### INSTRUCTION
From the listing below, return each line that includes "Gestiona".

### WORKING DATA
+--

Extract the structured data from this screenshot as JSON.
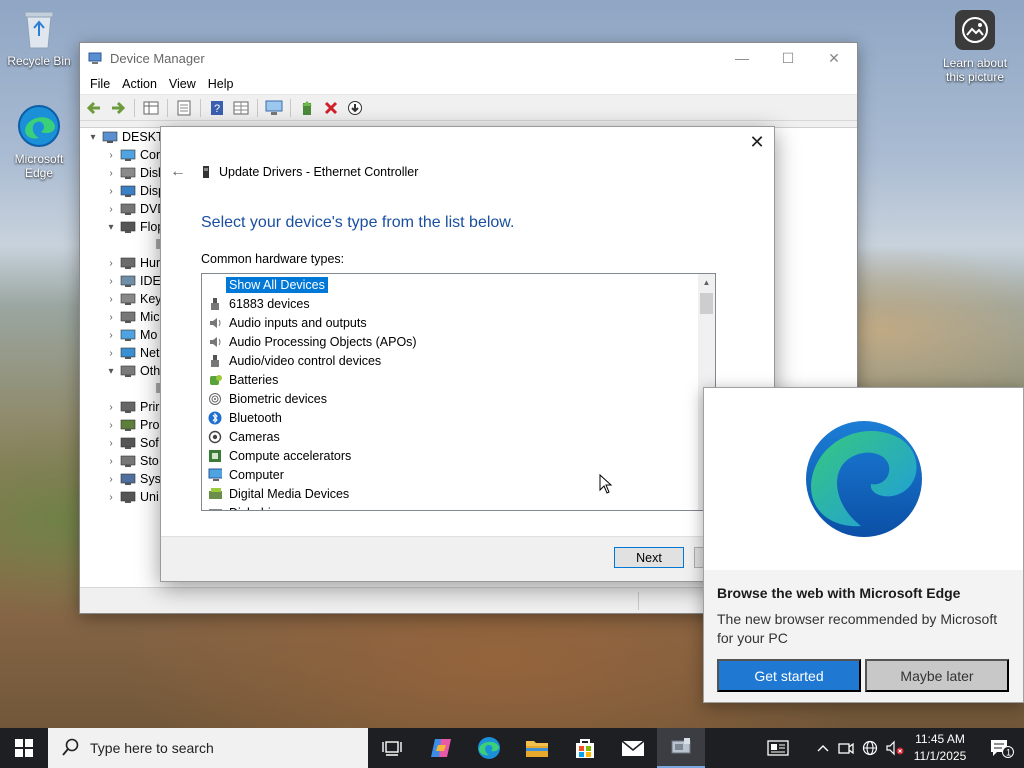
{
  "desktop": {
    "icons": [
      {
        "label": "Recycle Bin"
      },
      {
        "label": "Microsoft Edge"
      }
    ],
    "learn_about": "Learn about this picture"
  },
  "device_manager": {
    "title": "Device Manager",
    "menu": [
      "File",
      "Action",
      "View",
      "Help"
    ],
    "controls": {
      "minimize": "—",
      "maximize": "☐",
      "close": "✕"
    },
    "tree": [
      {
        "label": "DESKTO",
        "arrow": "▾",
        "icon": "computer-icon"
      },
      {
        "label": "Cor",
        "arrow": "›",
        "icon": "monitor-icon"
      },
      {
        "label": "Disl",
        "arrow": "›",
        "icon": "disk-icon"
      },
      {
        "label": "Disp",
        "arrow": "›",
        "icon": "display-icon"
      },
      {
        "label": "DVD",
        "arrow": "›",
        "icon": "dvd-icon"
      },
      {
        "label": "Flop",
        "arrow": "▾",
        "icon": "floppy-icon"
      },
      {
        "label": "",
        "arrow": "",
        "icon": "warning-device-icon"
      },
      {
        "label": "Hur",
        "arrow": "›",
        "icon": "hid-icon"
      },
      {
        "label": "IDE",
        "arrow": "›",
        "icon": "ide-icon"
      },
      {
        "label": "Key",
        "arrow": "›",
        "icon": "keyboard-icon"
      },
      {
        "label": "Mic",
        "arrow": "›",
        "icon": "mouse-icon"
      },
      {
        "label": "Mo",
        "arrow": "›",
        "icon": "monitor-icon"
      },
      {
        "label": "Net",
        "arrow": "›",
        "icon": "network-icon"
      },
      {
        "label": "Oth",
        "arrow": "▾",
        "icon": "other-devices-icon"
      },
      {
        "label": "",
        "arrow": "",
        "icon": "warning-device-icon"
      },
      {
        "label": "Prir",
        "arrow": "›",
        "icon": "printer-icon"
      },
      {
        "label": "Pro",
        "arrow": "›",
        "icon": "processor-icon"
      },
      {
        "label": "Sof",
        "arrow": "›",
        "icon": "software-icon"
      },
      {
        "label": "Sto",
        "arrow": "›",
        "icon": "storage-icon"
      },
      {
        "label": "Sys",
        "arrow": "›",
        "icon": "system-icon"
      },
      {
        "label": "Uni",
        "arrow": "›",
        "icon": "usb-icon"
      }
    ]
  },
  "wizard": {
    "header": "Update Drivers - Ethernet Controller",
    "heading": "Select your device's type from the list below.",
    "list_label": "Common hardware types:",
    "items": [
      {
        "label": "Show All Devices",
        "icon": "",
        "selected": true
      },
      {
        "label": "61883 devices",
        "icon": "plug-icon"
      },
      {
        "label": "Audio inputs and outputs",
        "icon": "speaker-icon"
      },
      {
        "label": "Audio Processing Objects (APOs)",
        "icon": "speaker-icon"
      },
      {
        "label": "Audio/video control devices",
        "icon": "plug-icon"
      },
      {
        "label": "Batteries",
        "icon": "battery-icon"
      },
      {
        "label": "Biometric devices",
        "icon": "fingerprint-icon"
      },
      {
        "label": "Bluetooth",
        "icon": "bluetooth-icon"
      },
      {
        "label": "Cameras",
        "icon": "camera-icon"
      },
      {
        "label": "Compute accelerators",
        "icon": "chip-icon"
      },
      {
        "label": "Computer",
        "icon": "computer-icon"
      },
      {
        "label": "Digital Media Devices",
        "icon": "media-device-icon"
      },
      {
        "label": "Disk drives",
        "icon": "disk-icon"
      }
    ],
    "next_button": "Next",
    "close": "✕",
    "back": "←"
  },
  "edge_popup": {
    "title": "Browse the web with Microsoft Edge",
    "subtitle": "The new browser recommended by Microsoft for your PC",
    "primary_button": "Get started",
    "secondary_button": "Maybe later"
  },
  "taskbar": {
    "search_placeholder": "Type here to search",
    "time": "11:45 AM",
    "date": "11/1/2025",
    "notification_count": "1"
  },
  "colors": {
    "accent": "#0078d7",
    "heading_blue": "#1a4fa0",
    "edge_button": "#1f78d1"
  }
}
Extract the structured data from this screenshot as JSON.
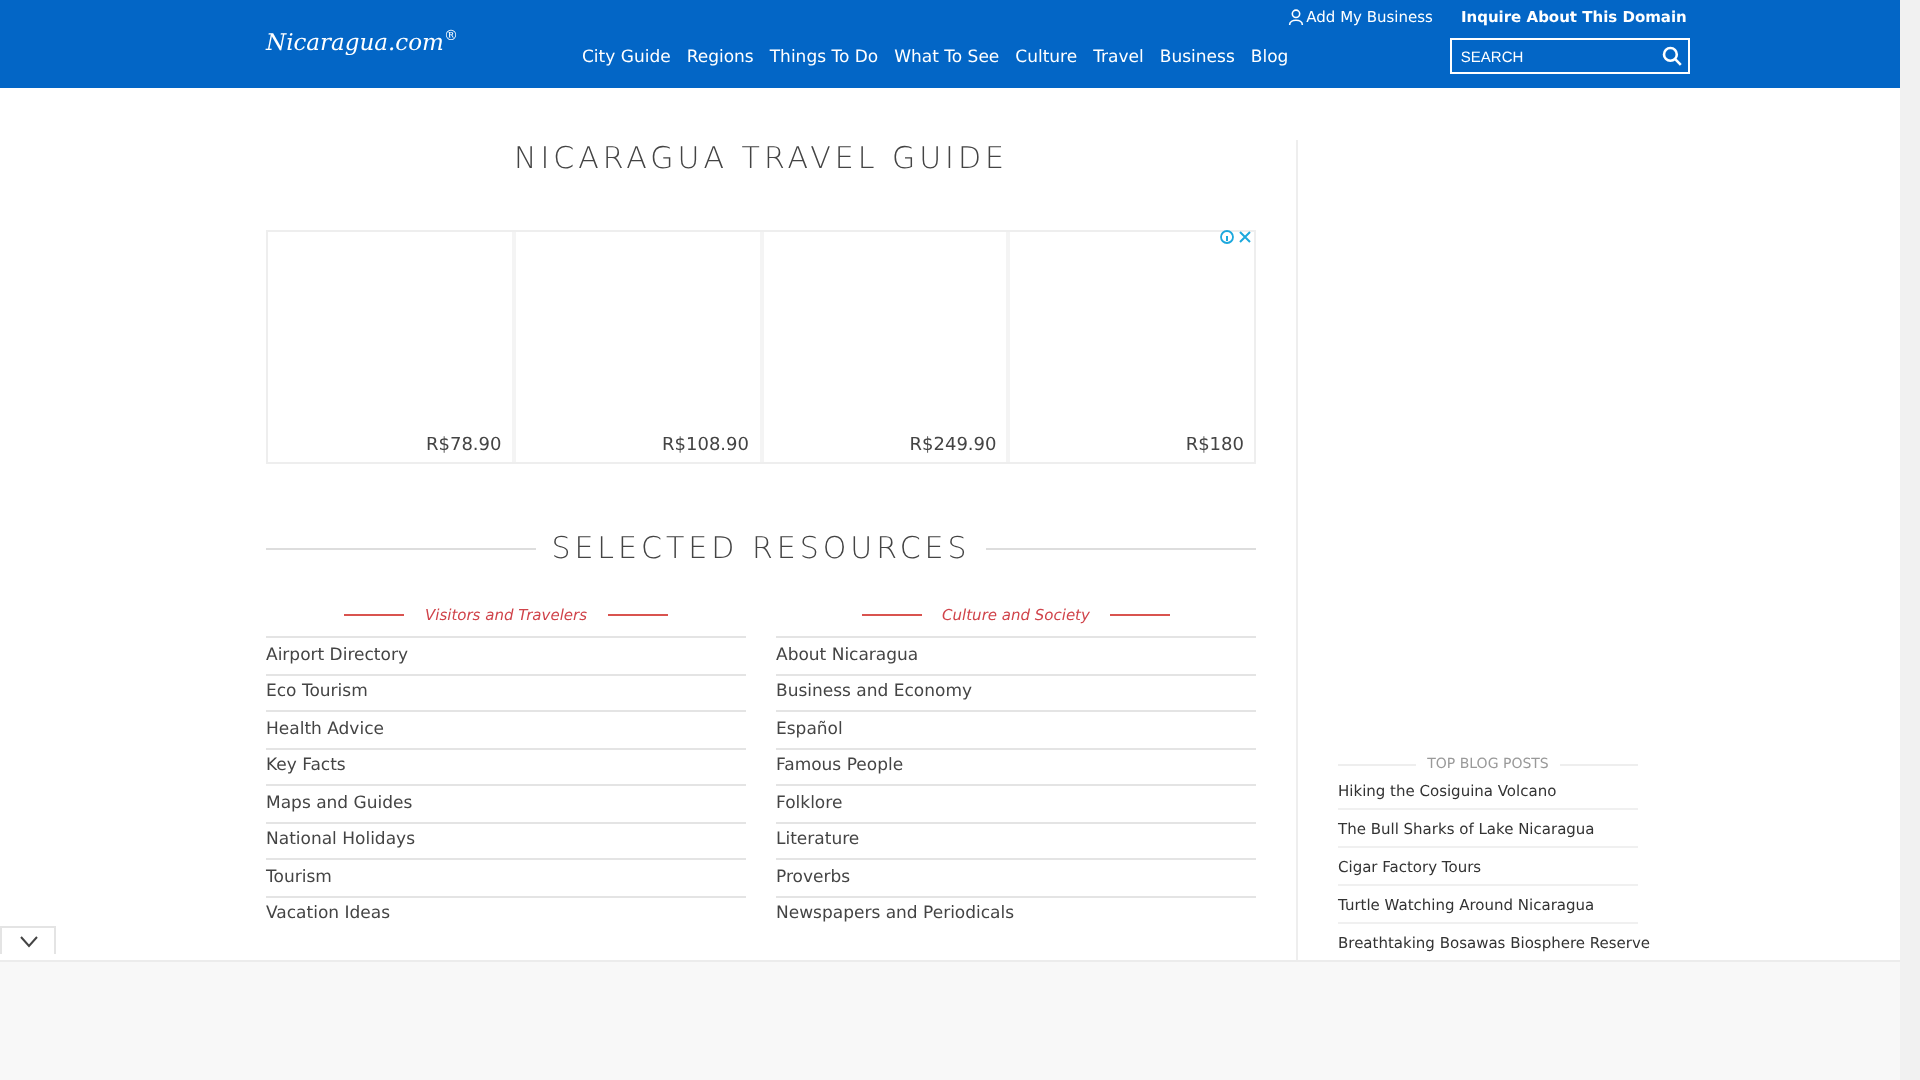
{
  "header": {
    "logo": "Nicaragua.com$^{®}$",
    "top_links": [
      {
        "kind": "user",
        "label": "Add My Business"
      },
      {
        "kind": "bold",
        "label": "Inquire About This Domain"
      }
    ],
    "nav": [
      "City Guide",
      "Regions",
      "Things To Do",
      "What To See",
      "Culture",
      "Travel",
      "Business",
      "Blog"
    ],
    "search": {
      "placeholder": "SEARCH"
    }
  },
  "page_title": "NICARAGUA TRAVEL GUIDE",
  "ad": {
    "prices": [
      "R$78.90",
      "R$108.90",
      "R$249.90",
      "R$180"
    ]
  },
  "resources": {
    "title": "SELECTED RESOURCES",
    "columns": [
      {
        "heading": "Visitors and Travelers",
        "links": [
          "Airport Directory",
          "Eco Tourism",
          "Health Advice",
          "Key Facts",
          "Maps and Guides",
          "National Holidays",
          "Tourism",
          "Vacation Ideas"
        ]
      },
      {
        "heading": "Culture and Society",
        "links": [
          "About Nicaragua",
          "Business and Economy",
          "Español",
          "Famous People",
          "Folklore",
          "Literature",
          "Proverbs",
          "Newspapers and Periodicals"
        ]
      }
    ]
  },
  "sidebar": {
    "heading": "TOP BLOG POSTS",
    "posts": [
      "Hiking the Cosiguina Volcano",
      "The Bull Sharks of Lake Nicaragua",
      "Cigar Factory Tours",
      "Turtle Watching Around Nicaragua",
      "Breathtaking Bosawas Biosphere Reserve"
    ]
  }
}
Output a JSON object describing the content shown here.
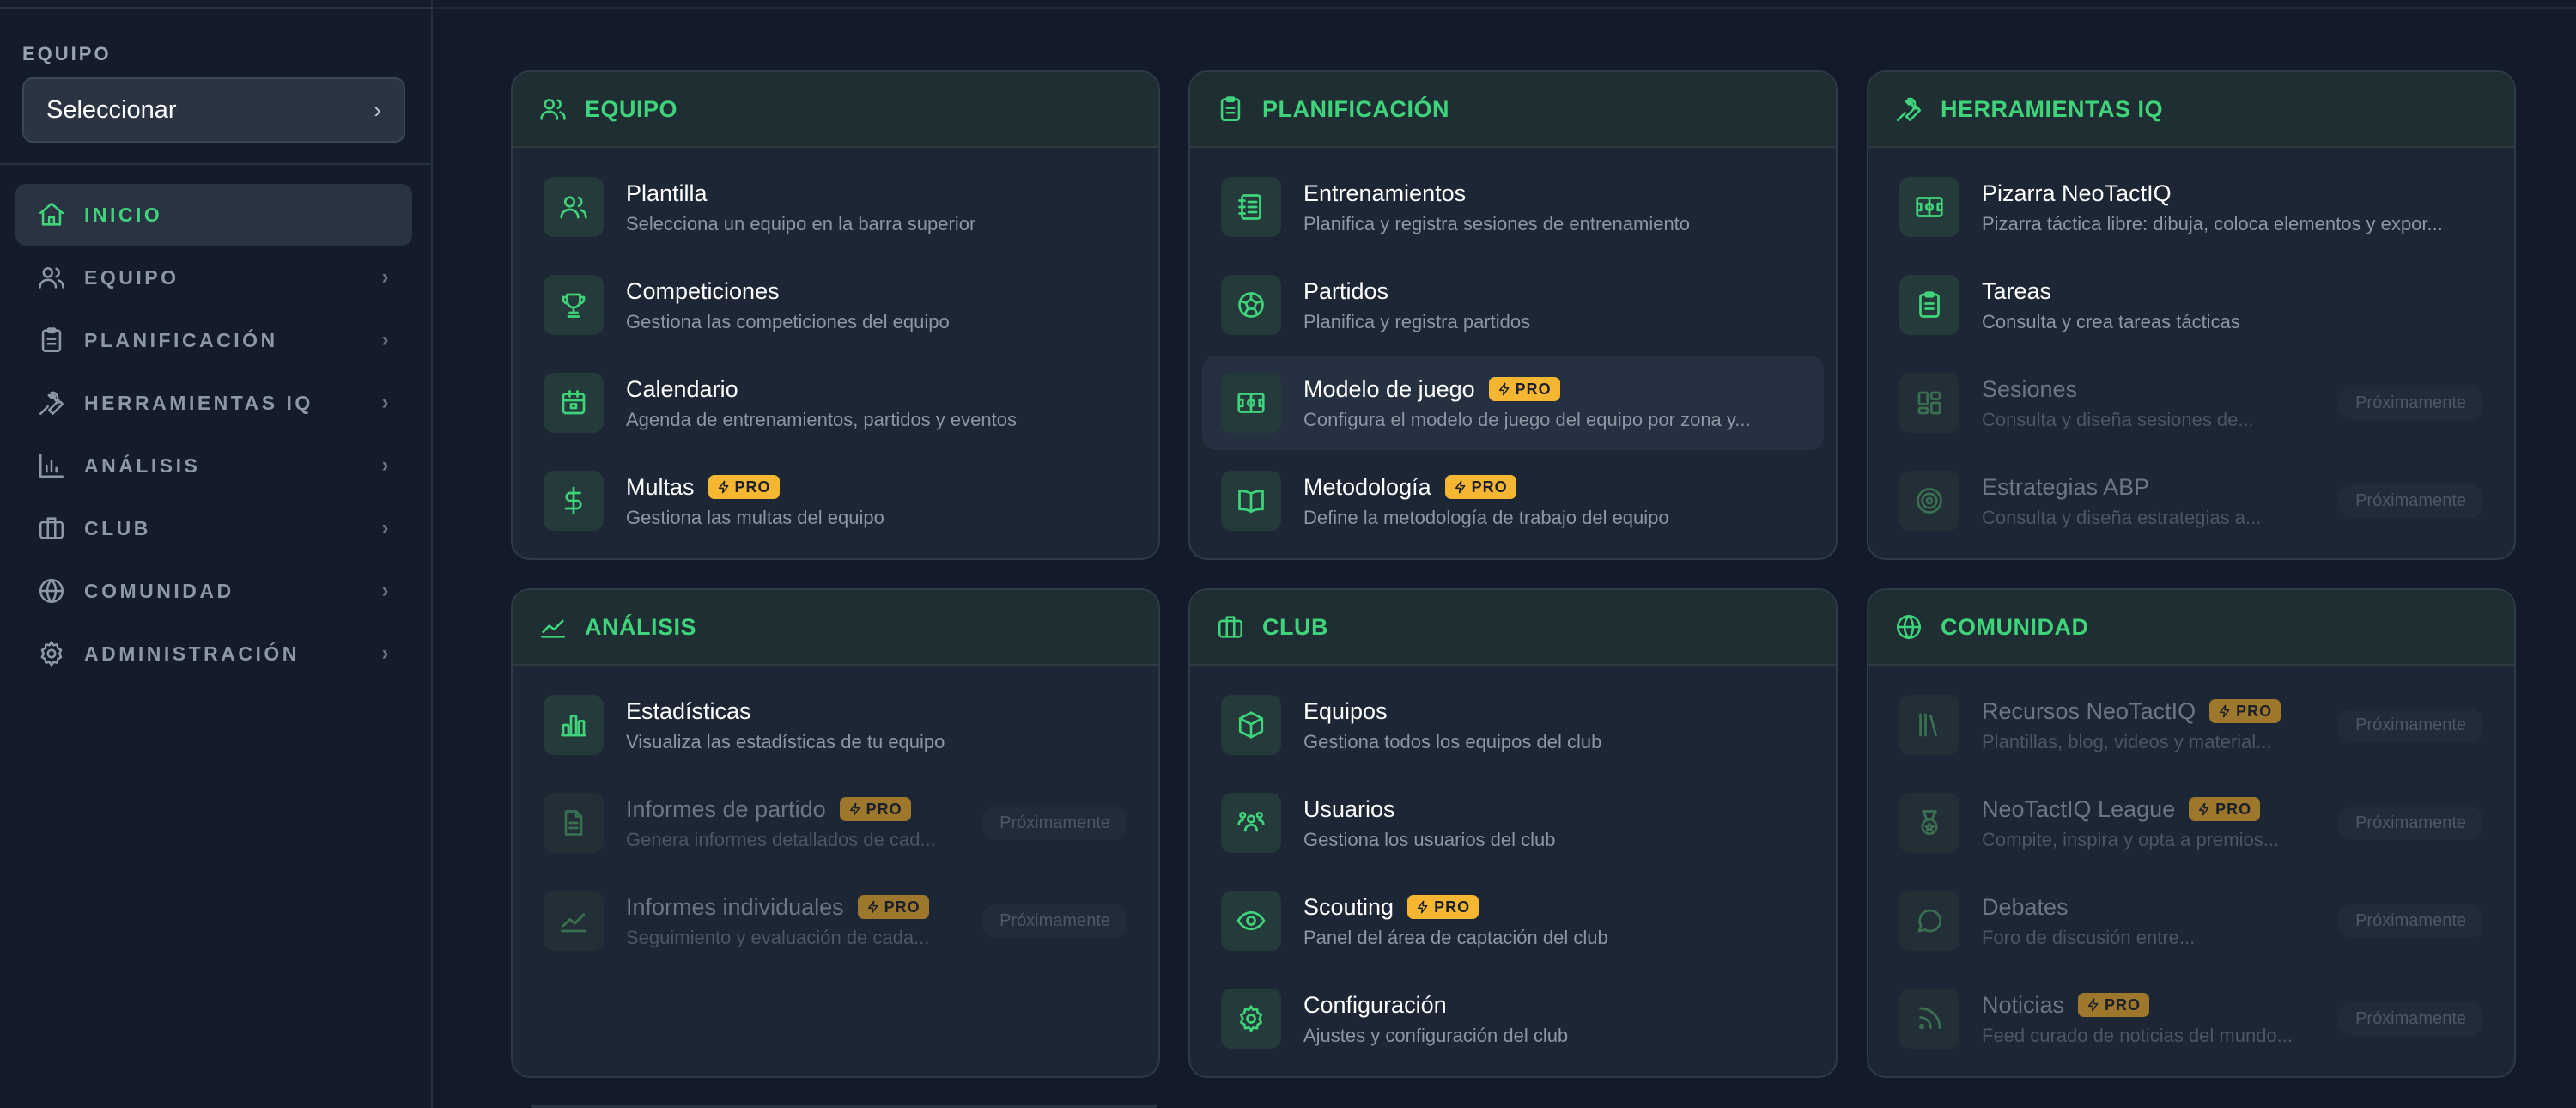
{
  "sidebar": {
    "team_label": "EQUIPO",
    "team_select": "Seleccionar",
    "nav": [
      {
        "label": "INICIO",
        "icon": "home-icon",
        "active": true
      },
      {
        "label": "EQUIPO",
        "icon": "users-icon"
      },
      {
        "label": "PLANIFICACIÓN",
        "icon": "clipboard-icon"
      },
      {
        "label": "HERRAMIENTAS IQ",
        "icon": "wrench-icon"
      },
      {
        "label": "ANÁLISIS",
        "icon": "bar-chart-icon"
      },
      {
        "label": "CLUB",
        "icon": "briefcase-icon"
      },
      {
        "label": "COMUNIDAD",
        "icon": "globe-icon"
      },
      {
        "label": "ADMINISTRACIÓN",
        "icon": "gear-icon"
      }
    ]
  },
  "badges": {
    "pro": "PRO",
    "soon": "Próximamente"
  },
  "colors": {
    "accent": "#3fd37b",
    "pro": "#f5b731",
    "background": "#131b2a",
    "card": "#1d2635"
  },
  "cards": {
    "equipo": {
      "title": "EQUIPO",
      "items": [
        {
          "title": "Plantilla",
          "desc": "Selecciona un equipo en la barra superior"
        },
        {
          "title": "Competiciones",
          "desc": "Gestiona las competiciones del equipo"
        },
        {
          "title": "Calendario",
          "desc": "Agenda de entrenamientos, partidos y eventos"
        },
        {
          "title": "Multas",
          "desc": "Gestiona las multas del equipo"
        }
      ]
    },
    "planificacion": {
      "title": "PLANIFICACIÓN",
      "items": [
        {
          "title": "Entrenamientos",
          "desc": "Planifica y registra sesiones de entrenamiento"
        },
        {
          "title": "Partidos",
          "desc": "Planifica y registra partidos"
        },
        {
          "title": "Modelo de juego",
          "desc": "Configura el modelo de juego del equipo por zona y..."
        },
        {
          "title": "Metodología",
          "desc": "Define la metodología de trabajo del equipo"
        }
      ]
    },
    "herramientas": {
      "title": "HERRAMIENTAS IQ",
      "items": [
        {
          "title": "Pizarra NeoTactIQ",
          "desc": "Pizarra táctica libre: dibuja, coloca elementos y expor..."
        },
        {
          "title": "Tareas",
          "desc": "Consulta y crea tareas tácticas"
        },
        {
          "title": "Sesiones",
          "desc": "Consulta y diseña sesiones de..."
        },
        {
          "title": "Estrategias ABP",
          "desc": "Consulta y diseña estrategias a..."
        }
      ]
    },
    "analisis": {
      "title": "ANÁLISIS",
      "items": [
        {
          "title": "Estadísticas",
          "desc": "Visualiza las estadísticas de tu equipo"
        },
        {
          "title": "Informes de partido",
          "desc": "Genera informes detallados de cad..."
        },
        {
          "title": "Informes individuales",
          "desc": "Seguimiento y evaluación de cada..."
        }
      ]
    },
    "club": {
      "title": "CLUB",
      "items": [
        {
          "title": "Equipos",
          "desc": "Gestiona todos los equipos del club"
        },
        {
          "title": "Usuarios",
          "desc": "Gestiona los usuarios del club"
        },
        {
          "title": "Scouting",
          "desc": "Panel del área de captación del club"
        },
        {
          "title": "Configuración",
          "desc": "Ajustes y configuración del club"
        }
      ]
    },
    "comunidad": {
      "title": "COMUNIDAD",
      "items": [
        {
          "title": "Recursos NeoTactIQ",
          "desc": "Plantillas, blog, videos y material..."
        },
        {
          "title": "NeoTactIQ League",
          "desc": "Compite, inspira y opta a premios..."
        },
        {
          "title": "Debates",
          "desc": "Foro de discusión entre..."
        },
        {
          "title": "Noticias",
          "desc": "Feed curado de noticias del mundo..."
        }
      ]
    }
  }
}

+--

### TASK SOLUTION
          "desc": "Gestiona las competiciones del equipo"
          "desc": "Gestiona las multas del equipo"
          "desc": "Gestiona todos los equipos del club"
          "desc": "Gestiona los usuarios del club"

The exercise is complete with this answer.